[EXERCISE DATA]

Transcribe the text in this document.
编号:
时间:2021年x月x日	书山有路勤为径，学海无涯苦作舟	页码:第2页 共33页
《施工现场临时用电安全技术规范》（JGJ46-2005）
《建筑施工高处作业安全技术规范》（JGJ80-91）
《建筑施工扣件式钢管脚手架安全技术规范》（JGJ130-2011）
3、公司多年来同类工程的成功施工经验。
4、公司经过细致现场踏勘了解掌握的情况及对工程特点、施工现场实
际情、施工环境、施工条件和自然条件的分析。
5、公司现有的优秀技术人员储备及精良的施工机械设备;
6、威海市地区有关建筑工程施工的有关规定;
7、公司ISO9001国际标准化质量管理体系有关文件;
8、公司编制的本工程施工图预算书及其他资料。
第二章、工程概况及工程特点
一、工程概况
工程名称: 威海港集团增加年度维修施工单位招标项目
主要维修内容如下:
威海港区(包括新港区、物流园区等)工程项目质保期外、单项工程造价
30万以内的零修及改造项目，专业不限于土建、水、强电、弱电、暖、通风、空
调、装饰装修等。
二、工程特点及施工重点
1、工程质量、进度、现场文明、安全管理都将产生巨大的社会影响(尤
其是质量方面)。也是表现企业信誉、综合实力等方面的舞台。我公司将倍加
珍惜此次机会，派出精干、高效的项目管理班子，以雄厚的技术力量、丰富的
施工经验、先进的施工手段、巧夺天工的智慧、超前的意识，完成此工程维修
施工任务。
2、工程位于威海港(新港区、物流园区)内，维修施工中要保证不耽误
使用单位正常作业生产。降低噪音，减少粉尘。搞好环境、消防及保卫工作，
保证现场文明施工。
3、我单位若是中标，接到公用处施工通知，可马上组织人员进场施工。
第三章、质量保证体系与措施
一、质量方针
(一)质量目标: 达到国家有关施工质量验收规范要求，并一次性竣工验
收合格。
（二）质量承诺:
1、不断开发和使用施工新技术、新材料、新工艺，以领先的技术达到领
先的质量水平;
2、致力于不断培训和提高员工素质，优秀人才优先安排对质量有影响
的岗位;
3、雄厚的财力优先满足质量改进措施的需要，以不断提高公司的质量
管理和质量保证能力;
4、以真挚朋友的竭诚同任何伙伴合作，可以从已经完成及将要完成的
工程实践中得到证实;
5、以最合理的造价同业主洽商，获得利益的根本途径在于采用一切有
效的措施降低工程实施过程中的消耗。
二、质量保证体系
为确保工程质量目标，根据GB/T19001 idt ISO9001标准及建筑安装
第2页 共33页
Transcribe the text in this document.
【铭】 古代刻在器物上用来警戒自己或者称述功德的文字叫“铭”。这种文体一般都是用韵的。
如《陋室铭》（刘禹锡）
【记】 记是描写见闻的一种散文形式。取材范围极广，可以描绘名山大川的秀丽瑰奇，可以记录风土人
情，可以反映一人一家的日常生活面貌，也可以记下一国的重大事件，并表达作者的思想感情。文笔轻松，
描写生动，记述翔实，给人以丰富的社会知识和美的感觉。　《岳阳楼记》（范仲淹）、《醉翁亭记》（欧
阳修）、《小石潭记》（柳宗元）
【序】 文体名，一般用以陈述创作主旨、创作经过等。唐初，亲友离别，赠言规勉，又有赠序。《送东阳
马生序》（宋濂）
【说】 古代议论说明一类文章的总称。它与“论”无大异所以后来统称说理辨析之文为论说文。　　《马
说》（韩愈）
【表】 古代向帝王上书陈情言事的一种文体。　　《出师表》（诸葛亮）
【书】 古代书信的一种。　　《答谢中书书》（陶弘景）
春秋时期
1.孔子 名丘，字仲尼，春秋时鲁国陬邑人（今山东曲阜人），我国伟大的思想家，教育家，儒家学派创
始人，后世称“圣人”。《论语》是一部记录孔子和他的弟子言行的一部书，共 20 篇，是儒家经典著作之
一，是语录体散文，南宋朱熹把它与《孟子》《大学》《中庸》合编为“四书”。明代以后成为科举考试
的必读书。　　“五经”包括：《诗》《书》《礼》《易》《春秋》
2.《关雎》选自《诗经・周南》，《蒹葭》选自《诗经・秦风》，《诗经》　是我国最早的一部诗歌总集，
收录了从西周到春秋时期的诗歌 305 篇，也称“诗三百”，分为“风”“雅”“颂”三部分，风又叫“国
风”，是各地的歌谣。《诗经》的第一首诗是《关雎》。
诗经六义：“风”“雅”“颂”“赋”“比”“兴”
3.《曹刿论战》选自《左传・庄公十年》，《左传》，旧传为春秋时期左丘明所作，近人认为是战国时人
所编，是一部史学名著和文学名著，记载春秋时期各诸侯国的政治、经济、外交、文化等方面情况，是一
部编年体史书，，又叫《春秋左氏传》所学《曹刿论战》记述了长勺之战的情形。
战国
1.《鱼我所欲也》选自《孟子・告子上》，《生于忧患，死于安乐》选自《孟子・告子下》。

[OBJECTIVE]
What is needed here is an exact reproduction of all the entries.

[RESPONSE]
Transcribe the text in this document.
编号:
时间:2021年x月x日	书山有路勤为径，学海无涯苦作舟	页码:第2页 共33页
《施工现场临时用电安全技术规范》（JGJ46-2005）
《建筑施工高处作业安全技术规范》（JGJ80-91）
《建筑施工扣件式钢管脚手架安全技术规范》（JGJ130-2011）
3、公司多年来同类工程的成功施工经验。
4、公司经过细致现场踏勘了解掌握的情况及对工程特点、施工现场实
际情、施工环境、施工条件和自然条件的分析。
5、公司现有的优秀技术人员储备及精良的施工机械设备;
6、威海市地区有关建筑工程施工的有关规定;
7、公司ISO9001国际标准化质量管理体系有关文件;
8、公司编制的本工程施工图预算书及其他资料。
第二章、工程概况及工程特点
一、工程概况
工程名称: 威海港集团增加年度维修施工单位招标项目
主要维修内容如下:
威海港区(包括新港区、物流园区等)工程项目质保期外、单项工程造价
30万以内的零修及改造项目，专业不限于土建、水、强电、弱电、暖、通风、空
调、装饰装修等。
二、工程特点及施工重点
1、工程质量、进度、现场文明、安全管理都将产生巨大的社会影响(尤
其是质量方面)。也是表现企业信誉、综合实力等方面的舞台。我公司将倍加
珍惜此次机会，派出精干、高效的项目管理班子，以雄厚的技术力量、丰富的
施工经验、先进的施工手段、巧夺天工的智慧、超前的意识，完成此工程维修
施工任务。
2、工程位于威海港(新港区、物流园区)内，维修施工中要保证不耽误
使用单位正常作业生产。降低噪音，减少粉尘。搞好环境、消防及保卫工作，
保证现场文明施工。
3、我单位若是中标，接到公用处施工通知，可马上组织人员进场施工。
第三章、质量保证体系与措施
一、质量方针
(一)质量目标: 达到国家有关施工质量验收规范要求，并一次性竣工验
收合格。
（二）质量承诺:
1、不断开发和使用施工新技术、新材料、新工艺，以领先的技术达到领
先的质量水平;
2、致力于不断培训和提高员工素质，优秀人才优先安排对质量有影响
的岗位;
3、雄厚的财力优先满足质量改进措施的需要，以不断提高公司的质量
管理和质量保证能力;
4、以真挚朋友的竭诚同任何伙伴合作，可以从已经完成及将要完成的
工程实践中得到证实;
5、以最合理的造价同业主洽商，获得利益的根本途径在于采用一切有
效的措施降低工程实施过程中的消耗。
二、质量保证体系
为确保工程质量目标，根据GB/T19001 idt ISO9001标准及建筑安装
第2页 共33页
Transcribe the text in this document.
【铭】 古代刻在器物上用来警戒自己或者称述功德的文字叫“铭”。这种文体一般都是用韵的。
如《陋室铭》（刘禹锡）
【记】 记是描写见闻的一种散文形式。取材范围极广，可以描绘名山大川的秀丽瑰奇，可以记录风土人
情，可以反映一人一家的日常生活面貌，也可以记下一国的重大事件，并表达作者的思想感情。文笔轻松，
描写生动，记述翔实，给人以丰富的社会知识和美的感觉。　《岳阳楼记》（范仲淹）、《醉翁亭记》（欧
阳修）、《小石潭记》（柳宗元）
【序】 文体名，一般用以陈述创作主旨、创作经过等。唐初，亲友离别，赠言规勉，又有赠序。《送东阳
马生序》（宋濂）
【说】 古代议论说明一类文章的总称。它与“论”无大异所以后来统称说理辨析之文为论说文。　　《马
说》（韩愈）
【表】 古代向帝王上书陈情言事的一种文体。　　《出师表》（诸葛亮）
【书】 古代书信的一种。　　《答谢中书书》（陶弘景）
春秋时期
1.孔子 名丘，字仲尼，春秋时鲁国陬邑人（今山东曲阜人），我国伟大的思想家，教育家，儒家学派创
始人，后世称“圣人”。《论语》是一部记录孔子和他的弟子言行的一部书，共 20 篇，是儒家经典著作之
一，是语录体散文，南宋朱熹把它与《孟子》《大学》《中庸》合编为“四书”。明代以后成为科举考试
的必读书。　　“五经”包括：《诗》《书》《礼》《易》《春秋》
2.《关雎》选自《诗经・周南》，《蒹葭》选自《诗经・秦风》，《诗经》　是我国最早的一部诗歌总集，
收录了从西周到春秋时期的诗歌 305 篇，也称“诗三百”，分为“风”“雅”“颂”三部分，风又叫“国
风”，是各地的歌谣。《诗经》的第一首诗是《关雎》。
诗经六义：“风”“雅”“颂”“赋”“比”“兴”
3.《曹刿论战》选自《左传・庄公十年》，《左传》，旧传为春秋时期左丘明所作，近人认为是战国时人
所编，是一部史学名著和文学名著，记载春秋时期各诸侯国的政治、经济、外交、文化等方面情况，是一
部编年体史书，，又叫《春秋左氏传》所学《曹刿论战》记述了长勺之战的情形。
战国
1.《鱼我所欲也》选自《孟子・告子上》，《生于忧患，死于安乐》选自《孟子・告子下》。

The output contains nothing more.